Task instructions:
Write the entries below out again exactly; any picture in them stays out.

Supplied records:
******

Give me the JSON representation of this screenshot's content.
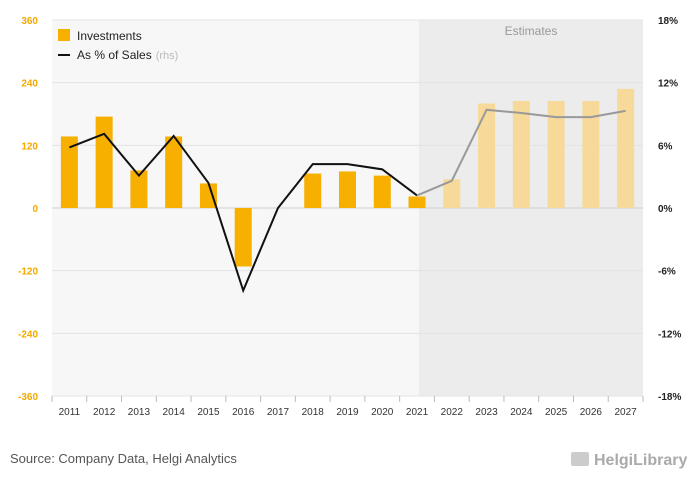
{
  "source": "Source: Company Data, Helgi Analytics",
  "logo": {
    "text": "HelgiLibrary"
  },
  "estimates_label": "Estimates",
  "colors": {
    "bar": "#f7b000",
    "bar_estimate": "#f7d99a",
    "line": "#111111",
    "line_estimate": "#999999",
    "estimate_bg": "#ececec",
    "plot_bg": "#f7f7f7",
    "left_axis": "#f2a900"
  },
  "chart_data": {
    "type": "bar",
    "categories": [
      "2011",
      "2012",
      "2013",
      "2014",
      "2015",
      "2016",
      "2017",
      "2018",
      "2019",
      "2020",
      "2021",
      "2022",
      "2023",
      "2024",
      "2025",
      "2026",
      "2027"
    ],
    "series": [
      {
        "name": "Investments",
        "axis": "left",
        "type": "bar",
        "values": [
          137,
          175,
          72,
          137,
          47,
          -112,
          0,
          66,
          70,
          62,
          22,
          55,
          200,
          205,
          205,
          205,
          228
        ]
      },
      {
        "name": "As % of Sales",
        "axis": "right",
        "type": "line",
        "values": [
          5.8,
          7.1,
          3.1,
          6.9,
          2.4,
          -7.9,
          0.0,
          4.2,
          4.2,
          3.7,
          1.2,
          2.6,
          9.4,
          9.1,
          8.7,
          8.7,
          9.3
        ]
      }
    ],
    "legend": [
      "Investments",
      "As % of Sales"
    ],
    "legend_rhs_suffix": "(rhs)",
    "legend_position": "top-left",
    "estimates_from": "2022",
    "y_left": {
      "min": -360,
      "max": 360,
      "ticks": [
        "-360",
        "-240",
        "-120",
        "0",
        "120",
        "240",
        "360"
      ]
    },
    "y_right": {
      "min": -18,
      "max": 18,
      "ticks": [
        "-18%",
        "-12%",
        "-6%",
        "0%",
        "6%",
        "12%",
        "18%"
      ]
    },
    "grid": true
  }
}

******

Answer to the problem:
Give me the JSON representation of this screenshot's content.
{
  "source": "Source: Company Data, Helgi Analytics",
  "logo": {
    "text": "HelgiLibrary"
  },
  "estimates_label": "Estimates",
  "colors": {
    "bar": "#f7b000",
    "bar_estimate": "#f7d99a",
    "line": "#111111",
    "line_estimate": "#999999",
    "estimate_bg": "#ececec",
    "plot_bg": "#f7f7f7",
    "left_axis": "#f2a900"
  },
  "chart_data": {
    "type": "bar",
    "categories": [
      "2011",
      "2012",
      "2013",
      "2014",
      "2015",
      "2016",
      "2017",
      "2018",
      "2019",
      "2020",
      "2021",
      "2022",
      "2023",
      "2024",
      "2025",
      "2026",
      "2027"
    ],
    "series": [
      {
        "name": "Investments",
        "axis": "left",
        "type": "bar",
        "values": [
          137,
          175,
          72,
          137,
          47,
          -112,
          0,
          66,
          70,
          62,
          22,
          55,
          200,
          205,
          205,
          205,
          228
        ]
      },
      {
        "name": "As % of Sales",
        "axis": "right",
        "type": "line",
        "values": [
          5.8,
          7.1,
          3.1,
          6.9,
          2.4,
          -7.9,
          0.0,
          4.2,
          4.2,
          3.7,
          1.2,
          2.6,
          9.4,
          9.1,
          8.7,
          8.7,
          9.3
        ]
      }
    ],
    "legend": [
      "Investments",
      "As % of Sales"
    ],
    "legend_rhs_suffix": "(rhs)",
    "legend_position": "top-left",
    "estimates_from": "2022",
    "y_left": {
      "min": -360,
      "max": 360,
      "ticks": [
        "-360",
        "-240",
        "-120",
        "0",
        "120",
        "240",
        "360"
      ]
    },
    "y_right": {
      "min": -18,
      "max": 18,
      "ticks": [
        "-18%",
        "-12%",
        "-6%",
        "0%",
        "6%",
        "12%",
        "18%"
      ]
    },
    "grid": true
  }
}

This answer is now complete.